● What needs to be done
Each record is to be transcribed exactly.
— begin Extracted entries —
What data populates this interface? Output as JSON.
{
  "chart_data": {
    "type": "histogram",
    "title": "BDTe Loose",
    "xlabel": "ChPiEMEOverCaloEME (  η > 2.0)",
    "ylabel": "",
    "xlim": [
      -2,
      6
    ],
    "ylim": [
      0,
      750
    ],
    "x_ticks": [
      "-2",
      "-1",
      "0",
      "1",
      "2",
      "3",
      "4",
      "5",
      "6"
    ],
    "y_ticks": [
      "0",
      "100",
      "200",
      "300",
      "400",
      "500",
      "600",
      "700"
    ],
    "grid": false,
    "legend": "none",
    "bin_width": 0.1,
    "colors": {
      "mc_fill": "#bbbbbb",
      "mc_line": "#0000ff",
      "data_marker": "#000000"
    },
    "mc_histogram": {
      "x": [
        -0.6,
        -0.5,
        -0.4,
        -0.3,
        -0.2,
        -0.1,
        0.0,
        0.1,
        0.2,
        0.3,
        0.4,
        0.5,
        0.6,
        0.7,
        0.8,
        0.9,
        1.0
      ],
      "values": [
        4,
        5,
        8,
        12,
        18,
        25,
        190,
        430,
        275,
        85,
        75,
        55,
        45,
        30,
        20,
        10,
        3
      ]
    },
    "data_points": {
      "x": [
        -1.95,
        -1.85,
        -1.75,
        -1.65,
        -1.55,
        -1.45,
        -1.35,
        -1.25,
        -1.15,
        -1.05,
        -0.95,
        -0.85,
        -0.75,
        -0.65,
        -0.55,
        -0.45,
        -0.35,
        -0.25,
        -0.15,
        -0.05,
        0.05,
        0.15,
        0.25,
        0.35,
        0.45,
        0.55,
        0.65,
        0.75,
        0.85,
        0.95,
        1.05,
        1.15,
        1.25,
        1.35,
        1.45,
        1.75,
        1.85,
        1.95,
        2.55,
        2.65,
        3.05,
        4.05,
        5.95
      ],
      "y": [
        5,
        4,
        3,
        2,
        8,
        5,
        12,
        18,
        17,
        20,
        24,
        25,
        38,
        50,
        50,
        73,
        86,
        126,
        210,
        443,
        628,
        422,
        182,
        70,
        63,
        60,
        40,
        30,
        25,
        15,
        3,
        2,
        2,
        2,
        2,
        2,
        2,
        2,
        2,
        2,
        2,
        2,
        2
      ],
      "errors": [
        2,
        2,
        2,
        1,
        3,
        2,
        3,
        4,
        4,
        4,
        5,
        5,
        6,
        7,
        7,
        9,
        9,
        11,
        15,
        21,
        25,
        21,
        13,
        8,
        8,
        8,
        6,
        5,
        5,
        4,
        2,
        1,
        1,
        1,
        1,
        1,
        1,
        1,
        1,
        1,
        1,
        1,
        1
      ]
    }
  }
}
— end Extracted entries —
● Problem solution
What data populates this interface? Output as JSON.
{
  "chart_data": {
    "type": "histogram",
    "title": "BDTe Loose",
    "xlabel": "ChPiEMEOverCaloEME (  η > 2.0)",
    "ylabel": "",
    "xlim": [
      -2,
      6
    ],
    "ylim": [
      0,
      750
    ],
    "x_ticks": [
      "-2",
      "-1",
      "0",
      "1",
      "2",
      "3",
      "4",
      "5",
      "6"
    ],
    "y_ticks": [
      "0",
      "100",
      "200",
      "300",
      "400",
      "500",
      "600",
      "700"
    ],
    "grid": false,
    "legend": "none",
    "bin_width": 0.1,
    "colors": {
      "mc_fill": "#bbbbbb",
      "mc_line": "#0000ff",
      "data_marker": "#000000"
    },
    "mc_histogram": {
      "x": [
        -0.6,
        -0.5,
        -0.4,
        -0.3,
        -0.2,
        -0.1,
        0.0,
        0.1,
        0.2,
        0.3,
        0.4,
        0.5,
        0.6,
        0.7,
        0.8,
        0.9,
        1.0
      ],
      "values": [
        4,
        5,
        8,
        12,
        18,
        25,
        190,
        430,
        275,
        85,
        75,
        55,
        45,
        30,
        20,
        10,
        3
      ]
    },
    "data_points": {
      "x": [
        -1.95,
        -1.85,
        -1.75,
        -1.65,
        -1.55,
        -1.45,
        -1.35,
        -1.25,
        -1.15,
        -1.05,
        -0.95,
        -0.85,
        -0.75,
        -0.65,
        -0.55,
        -0.45,
        -0.35,
        -0.25,
        -0.15,
        -0.05,
        0.05,
        0.15,
        0.25,
        0.35,
        0.45,
        0.55,
        0.65,
        0.75,
        0.85,
        0.95,
        1.05,
        1.15,
        1.25,
        1.35,
        1.45,
        1.75,
        1.85,
        1.95,
        2.55,
        2.65,
        3.05,
        4.05,
        5.95
      ],
      "y": [
        5,
        4,
        3,
        2,
        8,
        5,
        12,
        18,
        17,
        20,
        24,
        25,
        38,
        50,
        50,
        73,
        86,
        126,
        210,
        443,
        628,
        422,
        182,
        70,
        63,
        60,
        40,
        30,
        25,
        15,
        3,
        2,
        2,
        2,
        2,
        2,
        2,
        2,
        2,
        2,
        2,
        2,
        2
      ],
      "errors": [
        2,
        2,
        2,
        1,
        3,
        2,
        3,
        4,
        4,
        4,
        5,
        5,
        6,
        7,
        7,
        9,
        9,
        11,
        15,
        21,
        25,
        21,
        13,
        8,
        8,
        8,
        6,
        5,
        5,
        4,
        2,
        1,
        1,
        1,
        1,
        1,
        1,
        1,
        1,
        1,
        1,
        1,
        1
      ]
    }
  }
}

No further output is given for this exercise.